§ What the task requires
Write out every entry exactly as given, but omit the pictures.

§ Supplied records
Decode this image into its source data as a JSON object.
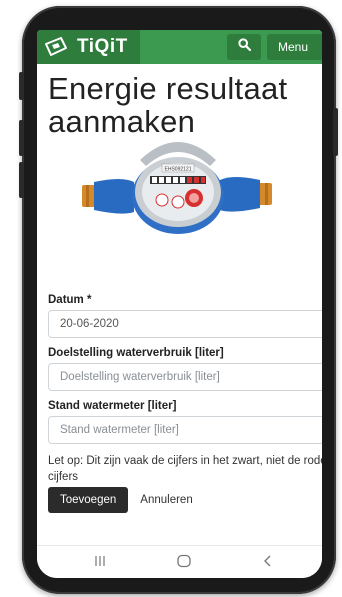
{
  "brand": {
    "name": "TiQiT"
  },
  "nav": {
    "search_icon": "search-icon",
    "menu_label": "Menu"
  },
  "page": {
    "title": "Energie resultaat aanmaken"
  },
  "image": {
    "meter_serial": "EHS092121"
  },
  "form": {
    "date": {
      "label": "Datum *",
      "value": "20-06-2020"
    },
    "target": {
      "label": "Doelstelling waterverbruik [liter]",
      "placeholder": "Doelstelling waterverbruik [liter]"
    },
    "reading": {
      "label": "Stand watermeter [liter]",
      "placeholder": "Stand watermeter [liter]"
    },
    "hint": "Let op: Dit zijn vaak de cijfers in het zwart, niet de rode cijfers",
    "submit_label": "Toevoegen",
    "cancel_label": "Annuleren"
  },
  "system_nav": {
    "recents_icon": "recents-icon",
    "home_icon": "home-icon",
    "back_icon": "back-icon"
  },
  "colors": {
    "brand_green": "#3b9a4f",
    "brand_green_dark": "#2e7d3d",
    "primary_button": "#2b2b2b"
  }
}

§ Exercise solution
Decode this image into its source data as a JSON object.
{
  "brand": {
    "name": "TiQiT"
  },
  "nav": {
    "search_icon": "search-icon",
    "menu_label": "Menu"
  },
  "page": {
    "title": "Energie resultaat aanmaken"
  },
  "image": {
    "meter_serial": "EHS092121"
  },
  "form": {
    "date": {
      "label": "Datum *",
      "value": "20-06-2020"
    },
    "target": {
      "label": "Doelstelling waterverbruik [liter]",
      "placeholder": "Doelstelling waterverbruik [liter]"
    },
    "reading": {
      "label": "Stand watermeter [liter]",
      "placeholder": "Stand watermeter [liter]"
    },
    "hint": "Let op: Dit zijn vaak de cijfers in het zwart, niet de rode cijfers",
    "submit_label": "Toevoegen",
    "cancel_label": "Annuleren"
  },
  "system_nav": {
    "recents_icon": "recents-icon",
    "home_icon": "home-icon",
    "back_icon": "back-icon"
  },
  "colors": {
    "brand_green": "#3b9a4f",
    "brand_green_dark": "#2e7d3d",
    "primary_button": "#2b2b2b"
  }
}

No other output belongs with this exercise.